● Your objective
Gather each line in the entries that includes the string "type".

[Data entries]
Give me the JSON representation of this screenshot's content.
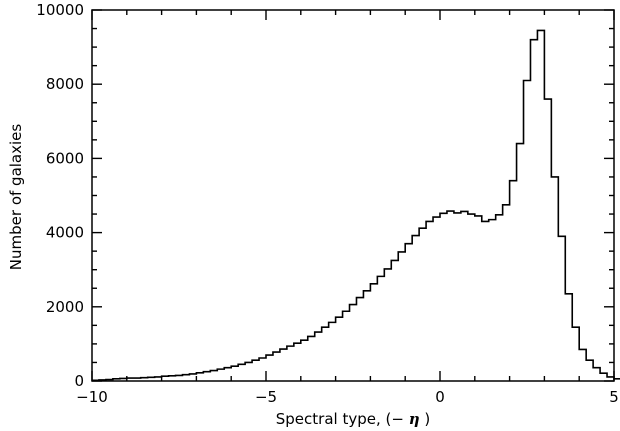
{
  "chart_data": {
    "type": "bar",
    "title": "",
    "xlabel_prefix": "Spectral type, (− ",
    "xlabel_symbol": "η",
    "xlabel_suffix": ")",
    "ylabel": "Number of galaxies",
    "xlim": [
      -10,
      5
    ],
    "ylim": [
      0,
      10000
    ],
    "xticks": [
      -10,
      -5,
      0,
      5
    ],
    "yticks": [
      0,
      2000,
      4000,
      6000,
      8000,
      10000
    ],
    "xtick_labels": [
      "−10",
      "−5",
      "0",
      "5"
    ],
    "ytick_labels": [
      "0",
      "2000",
      "4000",
      "6000",
      "8000",
      "10000"
    ],
    "grid": false,
    "bin_start": -10,
    "bin_width": 0.2,
    "values": [
      20,
      30,
      40,
      60,
      70,
      80,
      80,
      90,
      100,
      110,
      130,
      140,
      150,
      170,
      190,
      220,
      250,
      280,
      320,
      360,
      400,
      450,
      500,
      560,
      620,
      700,
      780,
      860,
      940,
      1020,
      1100,
      1200,
      1320,
      1450,
      1580,
      1720,
      1880,
      2060,
      2250,
      2430,
      2620,
      2820,
      3020,
      3250,
      3480,
      3700,
      3920,
      4120,
      4300,
      4420,
      4520,
      4580,
      4530,
      4570,
      4500,
      4450,
      4300,
      4350,
      4480,
      4750,
      5400,
      6400,
      8100,
      9200,
      9450,
      7600,
      5500,
      3900,
      2350,
      1450,
      850,
      560,
      360,
      210,
      110,
      60,
      30,
      15,
      8,
      2
    ],
    "series_color": "#000000"
  }
}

● Solution to the problem
    "type": "bar",
    "xlabel_prefix": "Spectral type, (− ",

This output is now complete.